- [RECORD LIST]

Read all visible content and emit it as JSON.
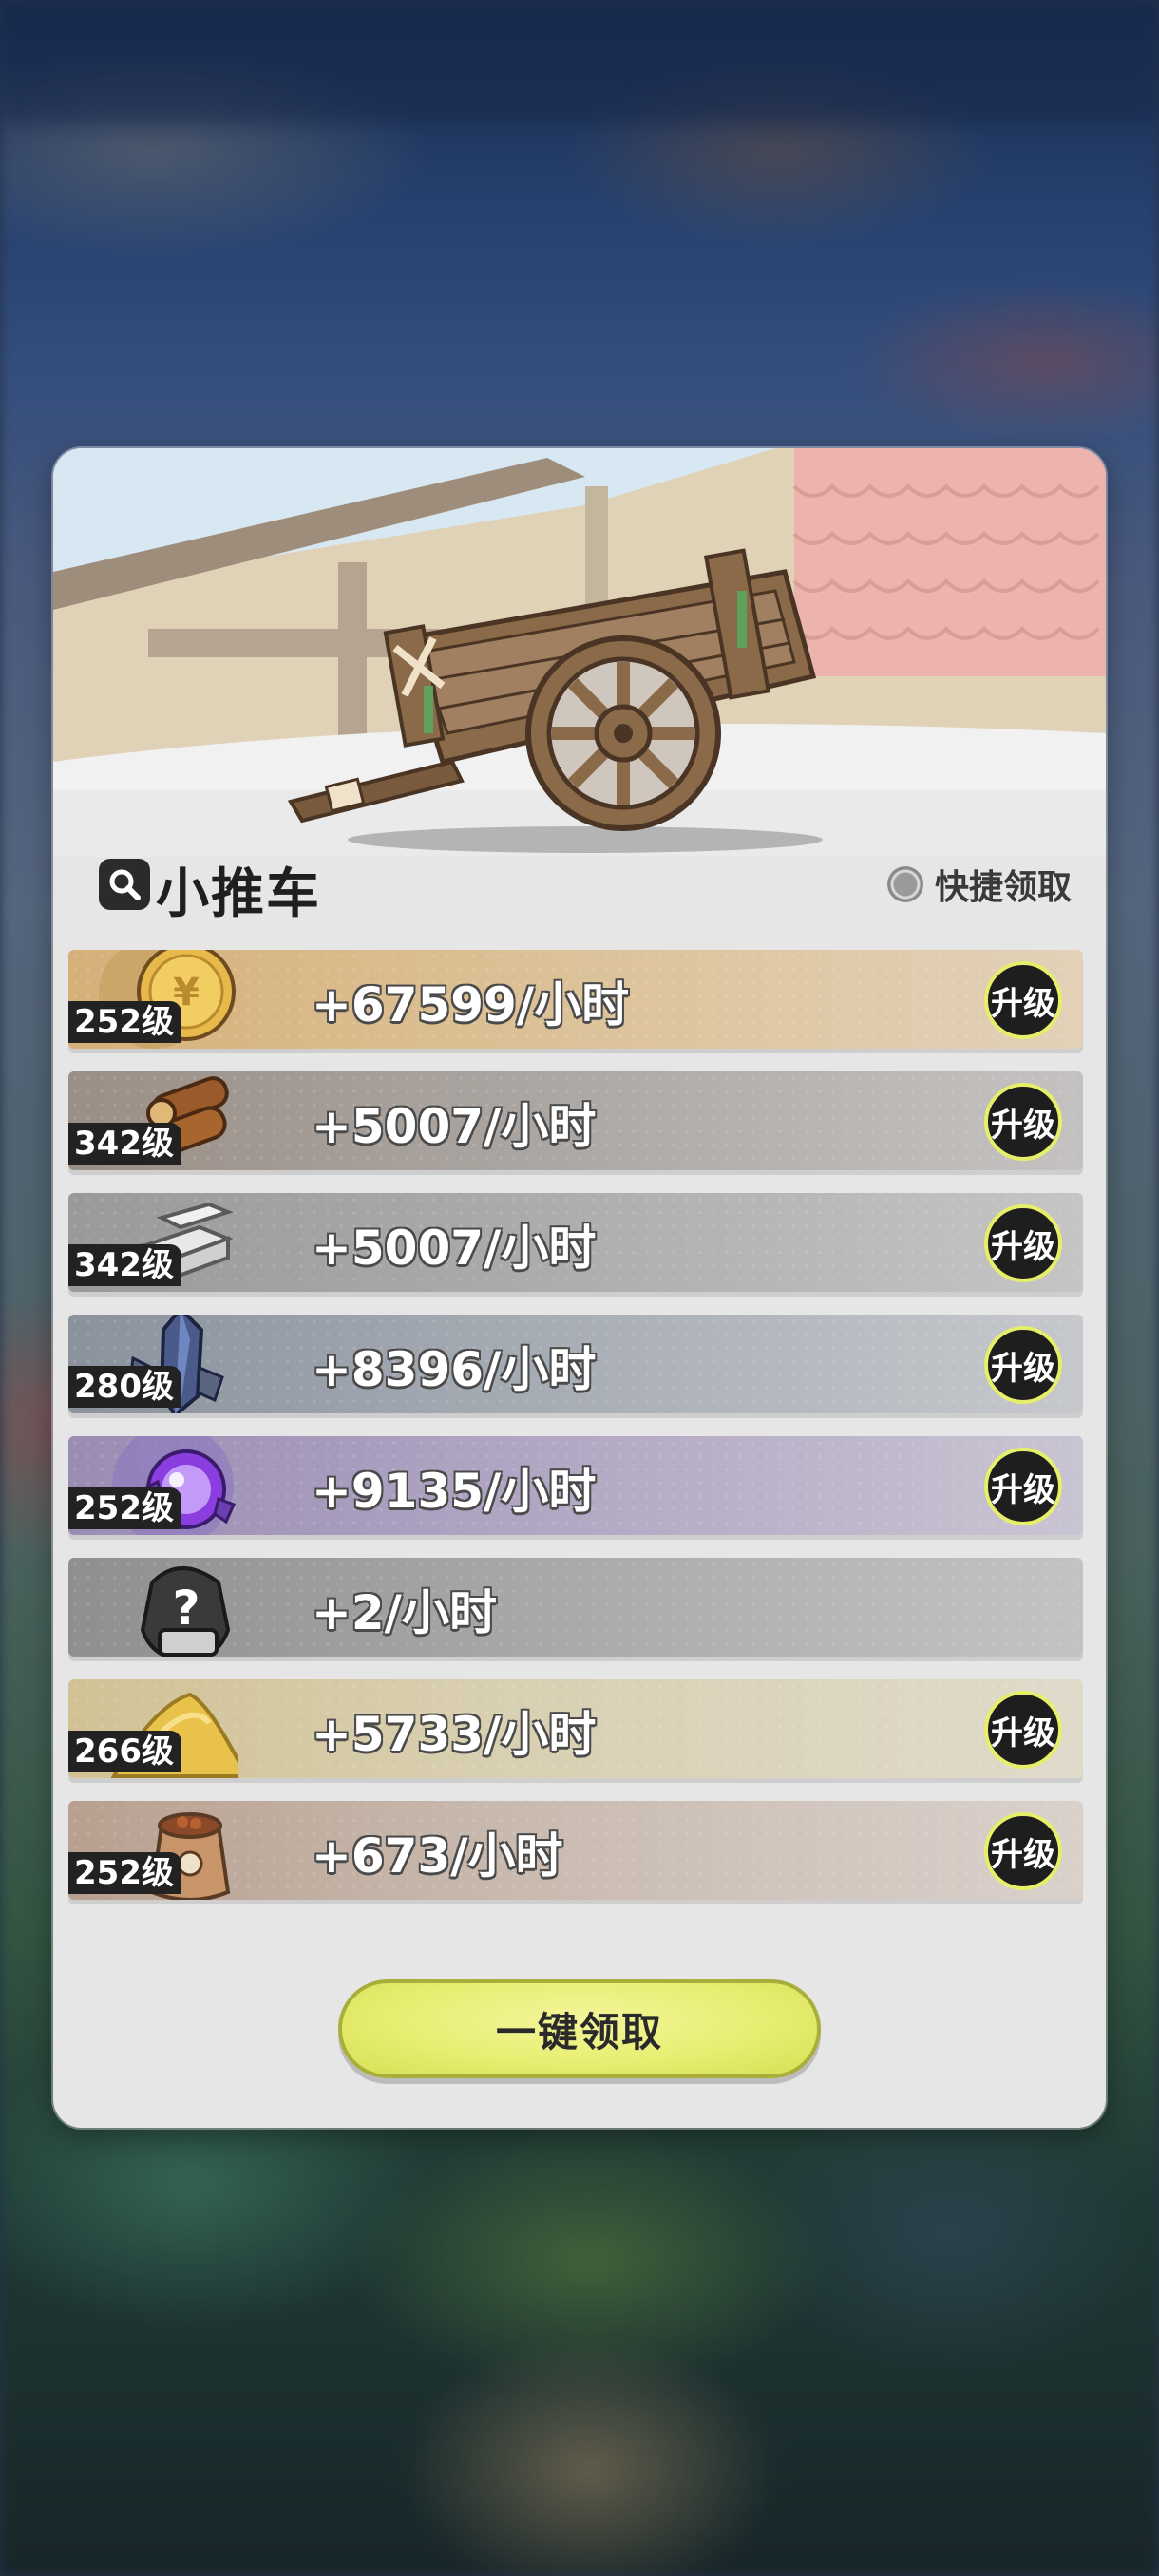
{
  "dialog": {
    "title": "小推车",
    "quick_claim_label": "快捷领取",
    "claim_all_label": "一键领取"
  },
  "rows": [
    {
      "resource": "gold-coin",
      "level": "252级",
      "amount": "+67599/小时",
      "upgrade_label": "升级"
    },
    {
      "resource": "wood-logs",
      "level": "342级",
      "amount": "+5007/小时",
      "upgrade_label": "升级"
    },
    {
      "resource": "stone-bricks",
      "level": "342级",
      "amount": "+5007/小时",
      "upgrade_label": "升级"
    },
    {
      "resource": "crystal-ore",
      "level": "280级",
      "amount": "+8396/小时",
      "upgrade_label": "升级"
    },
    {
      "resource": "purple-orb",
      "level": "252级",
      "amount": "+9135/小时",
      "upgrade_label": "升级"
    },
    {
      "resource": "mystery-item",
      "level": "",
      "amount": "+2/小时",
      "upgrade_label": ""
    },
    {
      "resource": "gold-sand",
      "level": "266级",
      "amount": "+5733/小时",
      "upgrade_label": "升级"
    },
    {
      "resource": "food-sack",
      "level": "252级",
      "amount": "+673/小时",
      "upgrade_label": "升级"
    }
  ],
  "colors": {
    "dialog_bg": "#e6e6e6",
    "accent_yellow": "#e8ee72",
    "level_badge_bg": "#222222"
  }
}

- [AIM OF THE EXERCISE]
Search the entries for the string "amount" and collect each line that has it.

- [ANSWER TO THIS TASK]
      "amount": "+67599/小时",
      "amount": "+5007/小时",
      "amount": "+5007/小时",
      "amount": "+8396/小时",
      "amount": "+9135/小时",
      "amount": "+2/小时",
      "amount": "+5733/小时",
      "amount": "+673/小时",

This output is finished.